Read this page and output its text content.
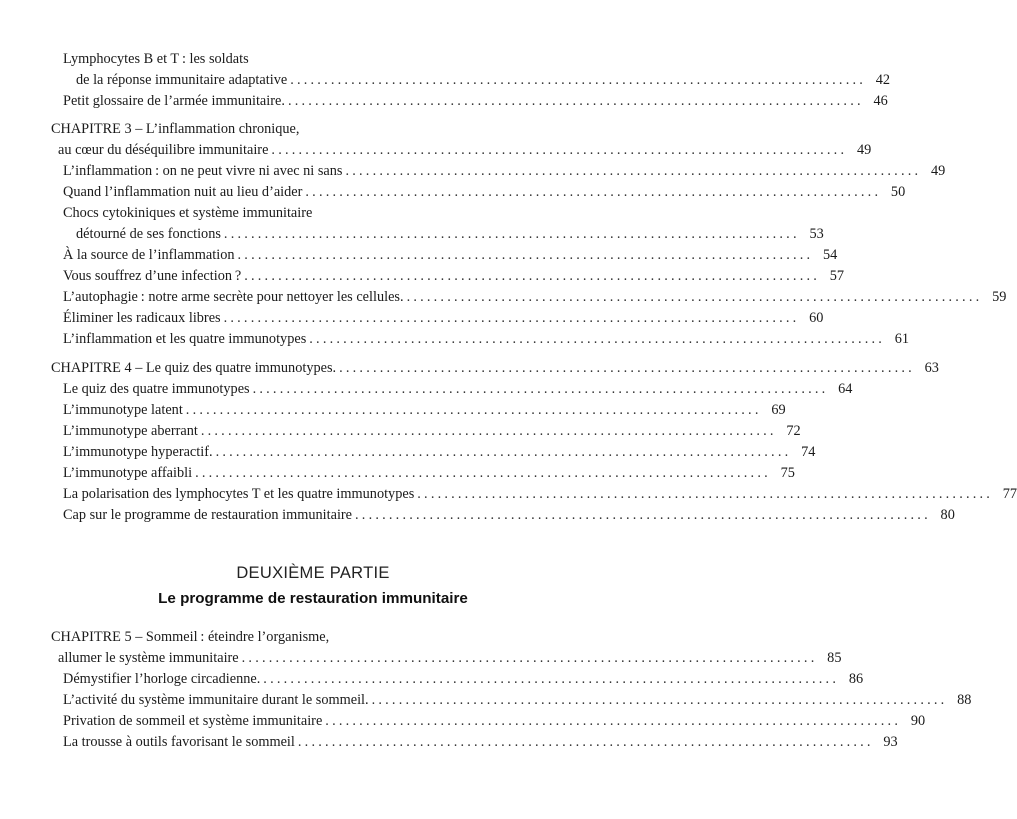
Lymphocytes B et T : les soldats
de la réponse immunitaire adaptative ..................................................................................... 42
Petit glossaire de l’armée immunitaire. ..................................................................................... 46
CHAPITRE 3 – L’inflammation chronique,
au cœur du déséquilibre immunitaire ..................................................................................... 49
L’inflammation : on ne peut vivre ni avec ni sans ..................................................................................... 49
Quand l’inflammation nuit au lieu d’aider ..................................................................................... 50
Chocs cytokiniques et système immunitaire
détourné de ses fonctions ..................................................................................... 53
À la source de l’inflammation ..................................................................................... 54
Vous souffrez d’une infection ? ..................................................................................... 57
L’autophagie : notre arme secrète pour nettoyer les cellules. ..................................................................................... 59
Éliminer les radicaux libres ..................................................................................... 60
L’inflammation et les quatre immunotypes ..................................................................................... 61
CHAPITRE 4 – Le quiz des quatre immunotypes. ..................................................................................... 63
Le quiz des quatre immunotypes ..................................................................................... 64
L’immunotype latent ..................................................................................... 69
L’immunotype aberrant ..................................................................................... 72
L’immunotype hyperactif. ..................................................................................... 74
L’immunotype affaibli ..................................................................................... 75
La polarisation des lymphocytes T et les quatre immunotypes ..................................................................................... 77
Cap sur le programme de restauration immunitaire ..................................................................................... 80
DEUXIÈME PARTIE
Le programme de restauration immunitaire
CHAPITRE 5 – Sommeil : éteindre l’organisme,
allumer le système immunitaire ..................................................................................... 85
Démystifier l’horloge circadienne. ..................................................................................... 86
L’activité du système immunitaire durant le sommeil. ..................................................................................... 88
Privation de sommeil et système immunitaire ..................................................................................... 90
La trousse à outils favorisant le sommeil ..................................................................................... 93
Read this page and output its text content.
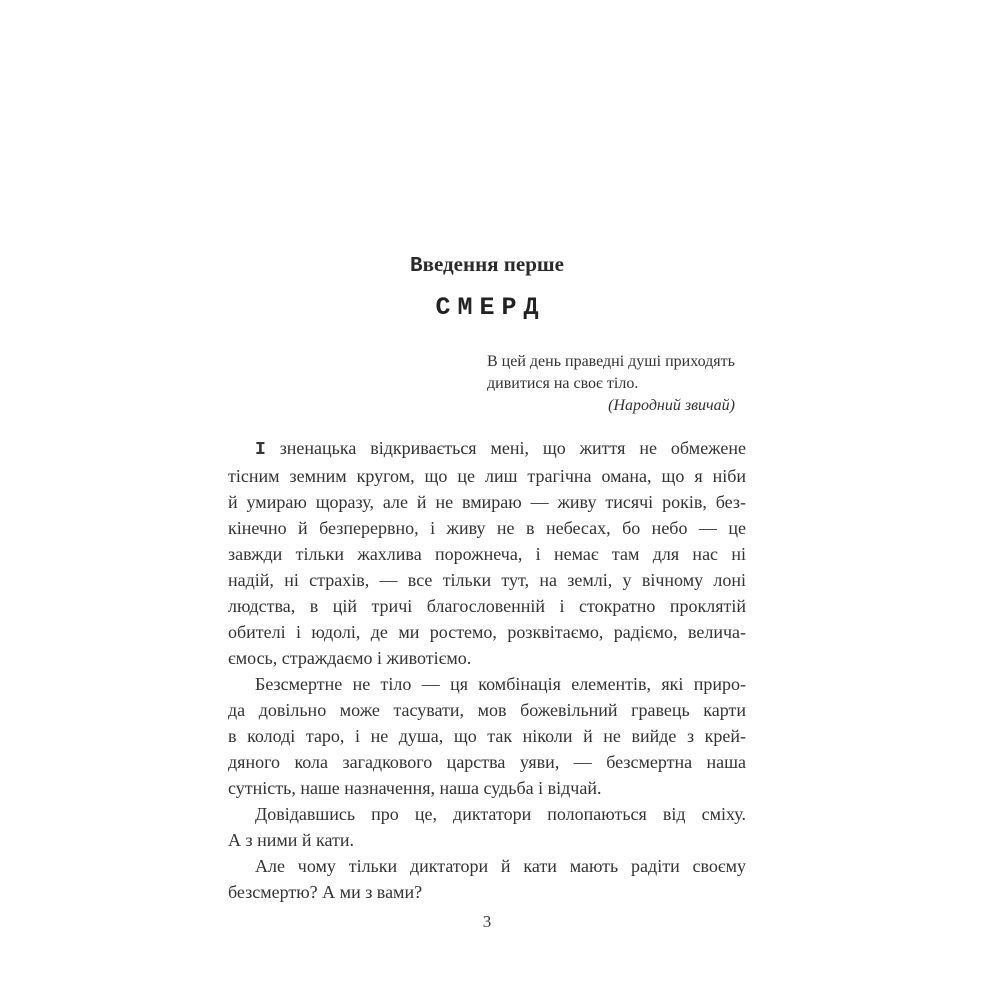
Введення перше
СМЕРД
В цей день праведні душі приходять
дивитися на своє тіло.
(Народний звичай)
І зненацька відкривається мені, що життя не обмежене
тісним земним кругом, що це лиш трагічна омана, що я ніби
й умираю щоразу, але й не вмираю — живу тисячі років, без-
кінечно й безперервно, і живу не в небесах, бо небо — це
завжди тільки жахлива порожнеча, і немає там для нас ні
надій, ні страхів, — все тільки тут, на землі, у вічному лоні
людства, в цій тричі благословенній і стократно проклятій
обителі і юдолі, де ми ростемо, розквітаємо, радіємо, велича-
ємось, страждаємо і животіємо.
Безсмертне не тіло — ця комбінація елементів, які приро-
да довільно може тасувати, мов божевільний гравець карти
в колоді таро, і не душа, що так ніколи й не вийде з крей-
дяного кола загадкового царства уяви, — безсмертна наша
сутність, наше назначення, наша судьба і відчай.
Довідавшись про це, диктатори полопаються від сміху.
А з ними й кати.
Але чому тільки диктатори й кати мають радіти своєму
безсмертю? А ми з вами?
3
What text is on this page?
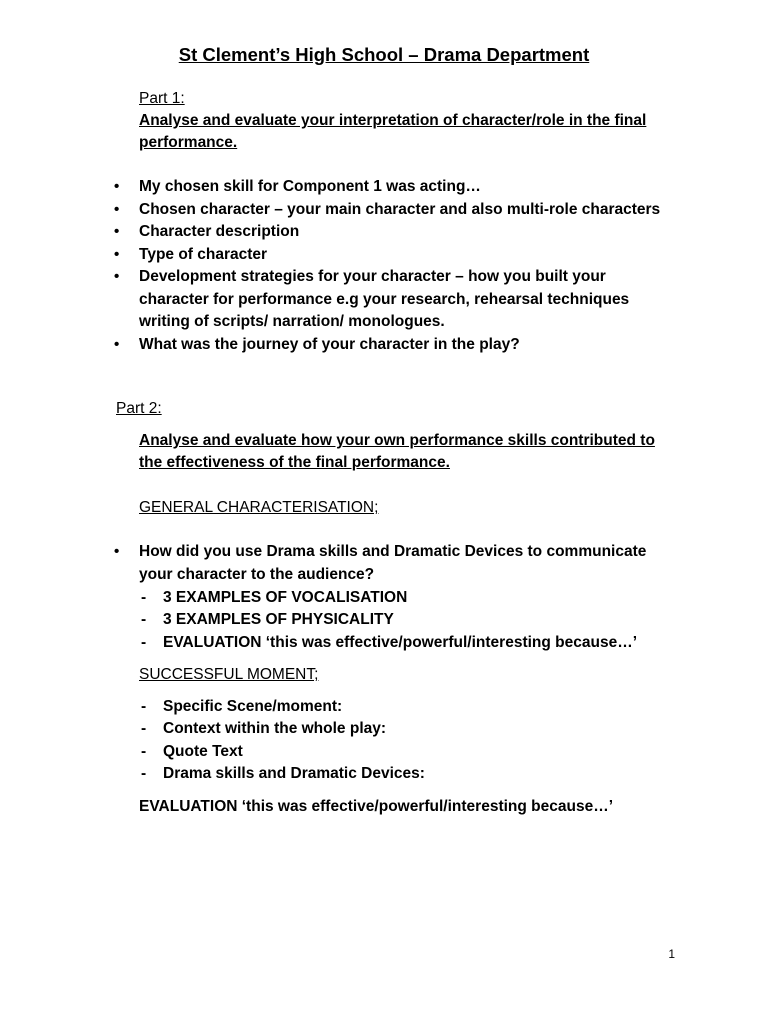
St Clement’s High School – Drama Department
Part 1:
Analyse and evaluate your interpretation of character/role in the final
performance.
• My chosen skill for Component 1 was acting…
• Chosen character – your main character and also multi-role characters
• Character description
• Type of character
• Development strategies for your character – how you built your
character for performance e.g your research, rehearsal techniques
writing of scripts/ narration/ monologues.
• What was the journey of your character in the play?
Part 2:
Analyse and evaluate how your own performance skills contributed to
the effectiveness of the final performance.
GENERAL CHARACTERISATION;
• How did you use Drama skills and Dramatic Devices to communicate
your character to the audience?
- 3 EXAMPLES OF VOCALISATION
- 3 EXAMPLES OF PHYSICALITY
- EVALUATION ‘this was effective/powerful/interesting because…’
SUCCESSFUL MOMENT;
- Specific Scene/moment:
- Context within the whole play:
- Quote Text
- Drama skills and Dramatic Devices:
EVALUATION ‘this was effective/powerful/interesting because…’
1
※ ※ ※
Task prompt:
Count the lines in the records above that hold the word "тіло", and give only that number.

Answer to the problem:
2